* WORK REQUIRED: Reproduce the entire listing word for word.

* RECORDS:
BEGIN

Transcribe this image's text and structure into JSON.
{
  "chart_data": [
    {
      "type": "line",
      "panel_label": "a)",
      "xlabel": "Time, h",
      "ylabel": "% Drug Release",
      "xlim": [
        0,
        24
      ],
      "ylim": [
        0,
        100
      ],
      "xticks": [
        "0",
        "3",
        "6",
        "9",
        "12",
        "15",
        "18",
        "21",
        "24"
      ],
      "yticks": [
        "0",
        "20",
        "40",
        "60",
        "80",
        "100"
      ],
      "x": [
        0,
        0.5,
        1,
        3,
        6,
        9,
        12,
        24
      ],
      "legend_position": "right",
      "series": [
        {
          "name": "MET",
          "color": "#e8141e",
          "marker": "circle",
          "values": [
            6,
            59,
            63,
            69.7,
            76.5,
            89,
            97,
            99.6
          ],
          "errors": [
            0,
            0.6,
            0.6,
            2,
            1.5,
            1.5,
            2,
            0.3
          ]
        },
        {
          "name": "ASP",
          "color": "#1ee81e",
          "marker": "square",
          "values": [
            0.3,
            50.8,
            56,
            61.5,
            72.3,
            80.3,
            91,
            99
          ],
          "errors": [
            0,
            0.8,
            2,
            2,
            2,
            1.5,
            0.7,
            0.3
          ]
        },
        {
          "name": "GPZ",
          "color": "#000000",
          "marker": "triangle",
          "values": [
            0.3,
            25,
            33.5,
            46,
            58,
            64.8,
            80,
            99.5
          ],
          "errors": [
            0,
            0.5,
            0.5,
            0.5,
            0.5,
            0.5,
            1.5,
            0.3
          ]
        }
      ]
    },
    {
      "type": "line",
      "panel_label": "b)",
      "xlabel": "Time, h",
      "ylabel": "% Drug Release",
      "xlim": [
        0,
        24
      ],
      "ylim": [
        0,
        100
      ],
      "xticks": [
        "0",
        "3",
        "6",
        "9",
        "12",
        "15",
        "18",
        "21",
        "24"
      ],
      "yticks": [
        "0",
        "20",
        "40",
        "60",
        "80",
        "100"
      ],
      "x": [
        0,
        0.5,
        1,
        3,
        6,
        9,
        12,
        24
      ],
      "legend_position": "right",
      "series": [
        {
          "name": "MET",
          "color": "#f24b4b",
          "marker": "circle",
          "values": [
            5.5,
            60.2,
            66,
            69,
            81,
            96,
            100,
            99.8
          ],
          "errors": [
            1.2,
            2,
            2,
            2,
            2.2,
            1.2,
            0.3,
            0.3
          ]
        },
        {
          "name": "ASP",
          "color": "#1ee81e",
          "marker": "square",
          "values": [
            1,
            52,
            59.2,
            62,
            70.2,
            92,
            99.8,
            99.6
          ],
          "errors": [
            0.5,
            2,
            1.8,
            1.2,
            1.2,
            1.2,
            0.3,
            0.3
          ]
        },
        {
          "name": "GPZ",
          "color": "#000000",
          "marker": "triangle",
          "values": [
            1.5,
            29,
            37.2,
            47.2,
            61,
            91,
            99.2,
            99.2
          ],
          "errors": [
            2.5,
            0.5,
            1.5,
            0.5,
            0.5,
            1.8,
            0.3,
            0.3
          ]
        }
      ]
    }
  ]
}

END

* SOLUTION FOR THIS PROBLEM:
Transcribe this image's text and structure into JSON.
{
  "chart_data": [
    {
      "type": "line",
      "panel_label": "a)",
      "xlabel": "Time, h",
      "ylabel": "% Drug Release",
      "xlim": [
        0,
        24
      ],
      "ylim": [
        0,
        100
      ],
      "xticks": [
        "0",
        "3",
        "6",
        "9",
        "12",
        "15",
        "18",
        "21",
        "24"
      ],
      "yticks": [
        "0",
        "20",
        "40",
        "60",
        "80",
        "100"
      ],
      "x": [
        0,
        0.5,
        1,
        3,
        6,
        9,
        12,
        24
      ],
      "legend_position": "right",
      "series": [
        {
          "name": "MET",
          "color": "#e8141e",
          "marker": "circle",
          "values": [
            6,
            59,
            63,
            69.7,
            76.5,
            89,
            97,
            99.6
          ],
          "errors": [
            0,
            0.6,
            0.6,
            2,
            1.5,
            1.5,
            2,
            0.3
          ]
        },
        {
          "name": "ASP",
          "color": "#1ee81e",
          "marker": "square",
          "values": [
            0.3,
            50.8,
            56,
            61.5,
            72.3,
            80.3,
            91,
            99
          ],
          "errors": [
            0,
            0.8,
            2,
            2,
            2,
            1.5,
            0.7,
            0.3
          ]
        },
        {
          "name": "GPZ",
          "color": "#000000",
          "marker": "triangle",
          "values": [
            0.3,
            25,
            33.5,
            46,
            58,
            64.8,
            80,
            99.5
          ],
          "errors": [
            0,
            0.5,
            0.5,
            0.5,
            0.5,
            0.5,
            1.5,
            0.3
          ]
        }
      ]
    },
    {
      "type": "line",
      "panel_label": "b)",
      "xlabel": "Time, h",
      "ylabel": "% Drug Release",
      "xlim": [
        0,
        24
      ],
      "ylim": [
        0,
        100
      ],
      "xticks": [
        "0",
        "3",
        "6",
        "9",
        "12",
        "15",
        "18",
        "21",
        "24"
      ],
      "yticks": [
        "0",
        "20",
        "40",
        "60",
        "80",
        "100"
      ],
      "x": [
        0,
        0.5,
        1,
        3,
        6,
        9,
        12,
        24
      ],
      "legend_position": "right",
      "series": [
        {
          "name": "MET",
          "color": "#f24b4b",
          "marker": "circle",
          "values": [
            5.5,
            60.2,
            66,
            69,
            81,
            96,
            100,
            99.8
          ],
          "errors": [
            1.2,
            2,
            2,
            2,
            2.2,
            1.2,
            0.3,
            0.3
          ]
        },
        {
          "name": "ASP",
          "color": "#1ee81e",
          "marker": "square",
          "values": [
            1,
            52,
            59.2,
            62,
            70.2,
            92,
            99.8,
            99.6
          ],
          "errors": [
            0.5,
            2,
            1.8,
            1.2,
            1.2,
            1.2,
            0.3,
            0.3
          ]
        },
        {
          "name": "GPZ",
          "color": "#000000",
          "marker": "triangle",
          "values": [
            1.5,
            29,
            37.2,
            47.2,
            61,
            91,
            99.2,
            99.2
          ],
          "errors": [
            2.5,
            0.5,
            1.5,
            0.5,
            0.5,
            1.8,
            0.3,
            0.3
          ]
        }
      ]
    }
  ]
}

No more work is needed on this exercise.